Retype each line exactly. Skip images.
··· Extracted data
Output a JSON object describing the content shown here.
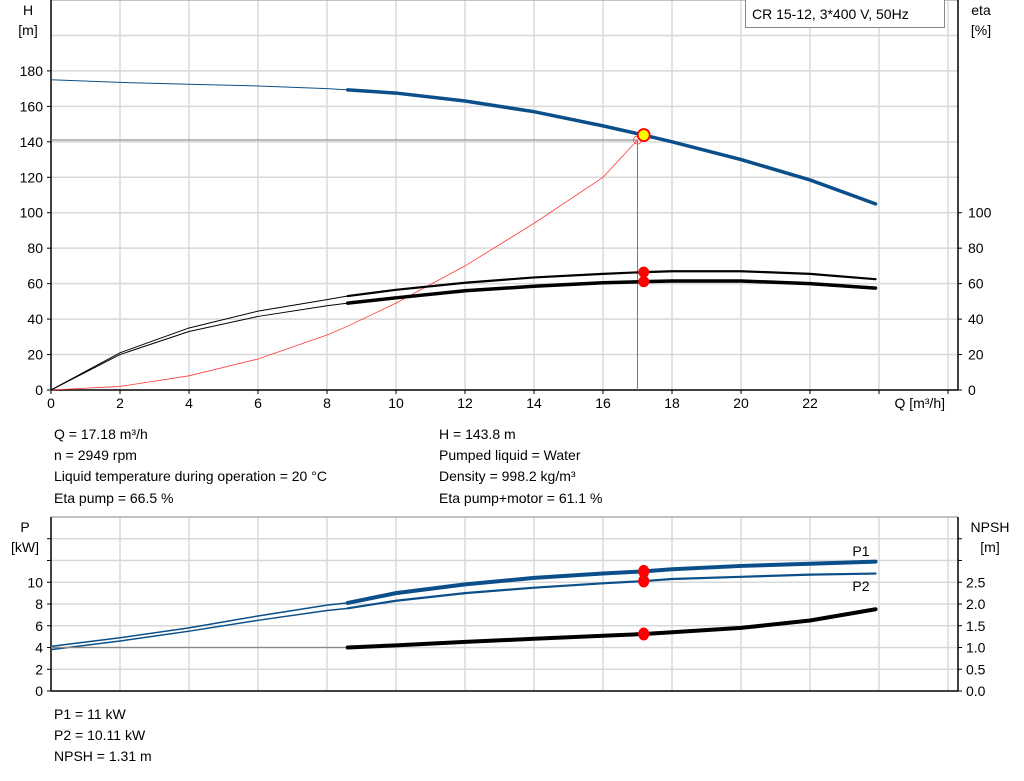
{
  "chart_data": [
    {
      "type": "line",
      "title": "CR 15-12, 3*400 V, 50Hz",
      "xlabel": "Q [m³/h]",
      "ylabel": "H\n[m]",
      "ylabel_right": "eta\n[%]",
      "xlim": [
        0,
        26
      ],
      "ylim": [
        0,
        220
      ],
      "ylim_right": [
        0,
        220
      ],
      "xticks": [
        0,
        2,
        4,
        6,
        8,
        10,
        12,
        14,
        16,
        18,
        20,
        22
      ],
      "yticks": [
        0,
        20,
        40,
        60,
        80,
        100,
        120,
        140,
        160,
        180
      ],
      "yticks_right": [
        0,
        20,
        40,
        60,
        80,
        100
      ],
      "grid": true,
      "colors": {
        "head": "#0b4f8a",
        "eta": "#000000",
        "system": "#ff3b3b",
        "marker": "#ff0000",
        "operating_point": "#ffff00"
      },
      "series": [
        {
          "id": "head",
          "axis": "left",
          "x": [
            0,
            2,
            4,
            6,
            8,
            8.6,
            10,
            12,
            14,
            16,
            17.18,
            18,
            20,
            22,
            23.9
          ],
          "y": [
            175,
            173.5,
            172.5,
            171.5,
            170,
            169.3,
            167.5,
            163,
            157,
            149,
            143.8,
            140,
            130,
            118.5,
            105
          ],
          "thick_from": 8.6
        },
        {
          "id": "eta_pump",
          "axis": "right",
          "x": [
            0,
            2,
            4,
            6,
            8,
            8.6,
            10,
            12,
            14,
            16,
            17.18,
            18,
            20,
            22,
            23.9
          ],
          "y": [
            0,
            21,
            35,
            44.5,
            51,
            53,
            56.5,
            60.5,
            63.5,
            65.5,
            66.5,
            67,
            67,
            65.5,
            62.5
          ],
          "thick_from": 8.6
        },
        {
          "id": "eta_pump_motor",
          "axis": "right",
          "x": [
            0,
            2,
            4,
            6,
            8,
            8.6,
            10,
            12,
            14,
            16,
            17.18,
            18,
            20,
            22,
            23.9
          ],
          "y": [
            0,
            20,
            33,
            41.5,
            47.5,
            49,
            52,
            56,
            58.5,
            60.5,
            61.1,
            61.5,
            61.5,
            60,
            57.5
          ],
          "thick_from": 8.6
        },
        {
          "id": "system",
          "axis": "left",
          "x": [
            0,
            2,
            4,
            6,
            8,
            8.6,
            10,
            12,
            14,
            16,
            17
          ],
          "y": [
            0,
            2,
            8,
            17.5,
            31,
            36,
            49,
            70,
            94,
            120,
            141
          ]
        }
      ],
      "operating_point": {
        "Q": 17.18,
        "H": 143.8,
        "eta_pump": 66.5,
        "eta_pump_motor": 61.1
      },
      "reference_point": {
        "Q": 17,
        "H": 141
      }
    },
    {
      "type": "line",
      "xlim": [
        0,
        26
      ],
      "ylabel": "P\n[kW]",
      "ylabel_right": "NPSH\n[m]",
      "ylim": [
        0,
        16
      ],
      "ylim_right": [
        0,
        4
      ],
      "yticks": [
        0,
        2,
        4,
        6,
        8,
        10
      ],
      "yticks_right": [
        "0.0",
        "0.5",
        "1.0",
        "1.5",
        "2.0",
        "2.5"
      ],
      "grid": true,
      "series": [
        {
          "id": "P1",
          "name": "P1",
          "axis": "left",
          "x": [
            0,
            2,
            4,
            6,
            8,
            8.6,
            10,
            12,
            14,
            16,
            17.18,
            18,
            20,
            22,
            23.9
          ],
          "y": [
            4.1,
            4.9,
            5.8,
            6.9,
            7.9,
            8.1,
            9.0,
            9.8,
            10.4,
            10.8,
            11.0,
            11.2,
            11.5,
            11.7,
            11.9
          ],
          "thick_from": 8.6
        },
        {
          "id": "P2",
          "name": "P2",
          "axis": "left",
          "x": [
            0,
            2,
            4,
            6,
            8,
            8.6,
            10,
            12,
            14,
            16,
            17.18,
            18,
            20,
            22,
            23.9
          ],
          "y": [
            3.8,
            4.6,
            5.5,
            6.5,
            7.4,
            7.6,
            8.3,
            9.0,
            9.5,
            9.9,
            10.11,
            10.3,
            10.5,
            10.7,
            10.8
          ],
          "thick_from": 8.6
        },
        {
          "id": "NPSH",
          "axis": "right",
          "x": [
            0,
            8.6,
            10,
            12,
            14,
            16,
            17.18,
            18,
            20,
            22,
            23.9
          ],
          "y": [
            1.0,
            1.0,
            1.05,
            1.13,
            1.2,
            1.27,
            1.31,
            1.35,
            1.45,
            1.62,
            1.88
          ],
          "thick_from": 8.6
        }
      ],
      "operating_point": {
        "Q": 17.18,
        "P1": 11,
        "P2": 10.11,
        "NPSH": 1.31
      }
    }
  ],
  "info": {
    "left": [
      "Q = 17.18 m³/h",
      "n = 2949 rpm",
      "Liquid temperature during operation = 20 °C",
      "Eta pump = 66.5 %"
    ],
    "right": [
      "H = 143.8 m",
      "Pumped liquid = Water",
      "Density = 998.2 kg/m³",
      "Eta pump+motor = 61.1 %"
    ],
    "power": [
      "P1 = 11 kW",
      "P2 = 10.11 kW",
      "NPSH = 1.31 m"
    ]
  }
}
······
▶ **Finished answer**
Output a JSON object describing the content shown here.
{
  "chart_data": [
    {
      "type": "line",
      "title": "CR 15-12, 3*400 V, 50Hz",
      "xlabel": "Q [m³/h]",
      "ylabel": "H\n[m]",
      "ylabel_right": "eta\n[%]",
      "xlim": [
        0,
        26
      ],
      "ylim": [
        0,
        220
      ],
      "ylim_right": [
        0,
        220
      ],
      "xticks": [
        0,
        2,
        4,
        6,
        8,
        10,
        12,
        14,
        16,
        18,
        20,
        22
      ],
      "yticks": [
        0,
        20,
        40,
        60,
        80,
        100,
        120,
        140,
        160,
        180
      ],
      "yticks_right": [
        0,
        20,
        40,
        60,
        80,
        100
      ],
      "grid": true,
      "colors": {
        "head": "#0b4f8a",
        "eta": "#000000",
        "system": "#ff3b3b",
        "marker": "#ff0000",
        "operating_point": "#ffff00"
      },
      "series": [
        {
          "id": "head",
          "axis": "left",
          "x": [
            0,
            2,
            4,
            6,
            8,
            8.6,
            10,
            12,
            14,
            16,
            17.18,
            18,
            20,
            22,
            23.9
          ],
          "y": [
            175,
            173.5,
            172.5,
            171.5,
            170,
            169.3,
            167.5,
            163,
            157,
            149,
            143.8,
            140,
            130,
            118.5,
            105
          ],
          "thick_from": 8.6
        },
        {
          "id": "eta_pump",
          "axis": "right",
          "x": [
            0,
            2,
            4,
            6,
            8,
            8.6,
            10,
            12,
            14,
            16,
            17.18,
            18,
            20,
            22,
            23.9
          ],
          "y": [
            0,
            21,
            35,
            44.5,
            51,
            53,
            56.5,
            60.5,
            63.5,
            65.5,
            66.5,
            67,
            67,
            65.5,
            62.5
          ],
          "thick_from": 8.6
        },
        {
          "id": "eta_pump_motor",
          "axis": "right",
          "x": [
            0,
            2,
            4,
            6,
            8,
            8.6,
            10,
            12,
            14,
            16,
            17.18,
            18,
            20,
            22,
            23.9
          ],
          "y": [
            0,
            20,
            33,
            41.5,
            47.5,
            49,
            52,
            56,
            58.5,
            60.5,
            61.1,
            61.5,
            61.5,
            60,
            57.5
          ],
          "thick_from": 8.6
        },
        {
          "id": "system",
          "axis": "left",
          "x": [
            0,
            2,
            4,
            6,
            8,
            8.6,
            10,
            12,
            14,
            16,
            17
          ],
          "y": [
            0,
            2,
            8,
            17.5,
            31,
            36,
            49,
            70,
            94,
            120,
            141
          ]
        }
      ],
      "operating_point": {
        "Q": 17.18,
        "H": 143.8,
        "eta_pump": 66.5,
        "eta_pump_motor": 61.1
      },
      "reference_point": {
        "Q": 17,
        "H": 141
      }
    },
    {
      "type": "line",
      "xlim": [
        0,
        26
      ],
      "ylabel": "P\n[kW]",
      "ylabel_right": "NPSH\n[m]",
      "ylim": [
        0,
        16
      ],
      "ylim_right": [
        0,
        4
      ],
      "yticks": [
        0,
        2,
        4,
        6,
        8,
        10
      ],
      "yticks_right": [
        "0.0",
        "0.5",
        "1.0",
        "1.5",
        "2.0",
        "2.5"
      ],
      "grid": true,
      "series": [
        {
          "id": "P1",
          "name": "P1",
          "axis": "left",
          "x": [
            0,
            2,
            4,
            6,
            8,
            8.6,
            10,
            12,
            14,
            16,
            17.18,
            18,
            20,
            22,
            23.9
          ],
          "y": [
            4.1,
            4.9,
            5.8,
            6.9,
            7.9,
            8.1,
            9.0,
            9.8,
            10.4,
            10.8,
            11.0,
            11.2,
            11.5,
            11.7,
            11.9
          ],
          "thick_from": 8.6
        },
        {
          "id": "P2",
          "name": "P2",
          "axis": "left",
          "x": [
            0,
            2,
            4,
            6,
            8,
            8.6,
            10,
            12,
            14,
            16,
            17.18,
            18,
            20,
            22,
            23.9
          ],
          "y": [
            3.8,
            4.6,
            5.5,
            6.5,
            7.4,
            7.6,
            8.3,
            9.0,
            9.5,
            9.9,
            10.11,
            10.3,
            10.5,
            10.7,
            10.8
          ],
          "thick_from": 8.6
        },
        {
          "id": "NPSH",
          "axis": "right",
          "x": [
            0,
            8.6,
            10,
            12,
            14,
            16,
            17.18,
            18,
            20,
            22,
            23.9
          ],
          "y": [
            1.0,
            1.0,
            1.05,
            1.13,
            1.2,
            1.27,
            1.31,
            1.35,
            1.45,
            1.62,
            1.88
          ],
          "thick_from": 8.6
        }
      ],
      "operating_point": {
        "Q": 17.18,
        "P1": 11,
        "P2": 10.11,
        "NPSH": 1.31
      }
    }
  ],
  "info": {
    "left": [
      "Q = 17.18 m³/h",
      "n = 2949 rpm",
      "Liquid temperature during operation = 20 °C",
      "Eta pump = 66.5 %"
    ],
    "right": [
      "H = 143.8 m",
      "Pumped liquid = Water",
      "Density = 998.2 kg/m³",
      "Eta pump+motor = 61.1 %"
    ],
    "power": [
      "P1 = 11 kW",
      "P2 = 10.11 kW",
      "NPSH = 1.31 m"
    ]
  }
}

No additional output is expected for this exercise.